**What to do:** Reproduce the records below exactly as they appear.

-- Stored records start --

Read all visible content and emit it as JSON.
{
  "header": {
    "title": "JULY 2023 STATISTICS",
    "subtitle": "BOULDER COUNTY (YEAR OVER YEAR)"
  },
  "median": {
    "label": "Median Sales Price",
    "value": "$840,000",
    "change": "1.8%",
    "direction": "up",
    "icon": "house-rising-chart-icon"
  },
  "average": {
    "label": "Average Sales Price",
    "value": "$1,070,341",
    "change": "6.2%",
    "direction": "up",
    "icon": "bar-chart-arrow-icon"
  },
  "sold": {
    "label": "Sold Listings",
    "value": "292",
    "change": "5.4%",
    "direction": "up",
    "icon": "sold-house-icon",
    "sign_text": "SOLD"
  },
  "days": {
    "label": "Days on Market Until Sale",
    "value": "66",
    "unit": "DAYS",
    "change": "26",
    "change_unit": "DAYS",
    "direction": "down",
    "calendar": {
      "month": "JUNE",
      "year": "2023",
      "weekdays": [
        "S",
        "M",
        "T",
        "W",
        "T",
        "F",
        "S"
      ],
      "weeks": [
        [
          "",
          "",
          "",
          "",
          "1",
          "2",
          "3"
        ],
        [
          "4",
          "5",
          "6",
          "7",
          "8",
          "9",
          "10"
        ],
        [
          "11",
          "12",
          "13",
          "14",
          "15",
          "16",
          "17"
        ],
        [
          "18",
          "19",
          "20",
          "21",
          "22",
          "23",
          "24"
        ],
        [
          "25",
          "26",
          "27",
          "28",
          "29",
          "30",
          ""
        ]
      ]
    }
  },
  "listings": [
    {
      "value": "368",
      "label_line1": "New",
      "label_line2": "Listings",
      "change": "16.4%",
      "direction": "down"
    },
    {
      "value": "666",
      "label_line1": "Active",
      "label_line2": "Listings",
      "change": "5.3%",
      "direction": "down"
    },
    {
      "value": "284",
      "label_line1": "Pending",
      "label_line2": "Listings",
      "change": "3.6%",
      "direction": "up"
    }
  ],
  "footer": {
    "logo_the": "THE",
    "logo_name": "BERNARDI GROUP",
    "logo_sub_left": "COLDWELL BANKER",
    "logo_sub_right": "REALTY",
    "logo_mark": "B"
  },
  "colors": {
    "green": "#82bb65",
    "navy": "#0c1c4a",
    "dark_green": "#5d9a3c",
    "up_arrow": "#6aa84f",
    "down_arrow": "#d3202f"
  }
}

-- Stored records end --

**Right answer:**
Read all visible content and emit it as JSON.
{
  "header": {
    "title": "JULY 2023 STATISTICS",
    "subtitle": "BOULDER COUNTY (YEAR OVER YEAR)"
  },
  "median": {
    "label": "Median Sales Price",
    "value": "$840,000",
    "change": "1.8%",
    "direction": "up",
    "icon": "house-rising-chart-icon"
  },
  "average": {
    "label": "Average Sales Price",
    "value": "$1,070,341",
    "change": "6.2%",
    "direction": "up",
    "icon": "bar-chart-arrow-icon"
  },
  "sold": {
    "label": "Sold Listings",
    "value": "292",
    "change": "5.4%",
    "direction": "up",
    "icon": "sold-house-icon",
    "sign_text": "SOLD"
  },
  "days": {
    "label": "Days on Market Until Sale",
    "value": "66",
    "unit": "DAYS",
    "change": "26",
    "change_unit": "DAYS",
    "direction": "down",
    "calendar": {
      "month": "JUNE",
      "year": "2023",
      "weekdays": [
        "S",
        "M",
        "T",
        "W",
        "T",
        "F",
        "S"
      ],
      "weeks": [
        [
          "",
          "",
          "",
          "",
          "1",
          "2",
          "3"
        ],
        [
          "4",
          "5",
          "6",
          "7",
          "8",
          "9",
          "10"
        ],
        [
          "11",
          "12",
          "13",
          "14",
          "15",
          "16",
          "17"
        ],
        [
          "18",
          "19",
          "20",
          "21",
          "22",
          "23",
          "24"
        ],
        [
          "25",
          "26",
          "27",
          "28",
          "29",
          "30",
          ""
        ]
      ]
    }
  },
  "listings": [
    {
      "value": "368",
      "label_line1": "New",
      "label_line2": "Listings",
      "change": "16.4%",
      "direction": "down"
    },
    {
      "value": "666",
      "label_line1": "Active",
      "label_line2": "Listings",
      "change": "5.3%",
      "direction": "down"
    },
    {
      "value": "284",
      "label_line1": "Pending",
      "label_line2": "Listings",
      "change": "3.6%",
      "direction": "up"
    }
  ],
  "footer": {
    "logo_the": "THE",
    "logo_name": "BERNARDI GROUP",
    "logo_sub_left": "COLDWELL BANKER",
    "logo_sub_right": "REALTY",
    "logo_mark": "B"
  },
  "colors": {
    "green": "#82bb65",
    "navy": "#0c1c4a",
    "dark_green": "#5d9a3c",
    "up_arrow": "#6aa84f",
    "down_arrow": "#d3202f"
  }
}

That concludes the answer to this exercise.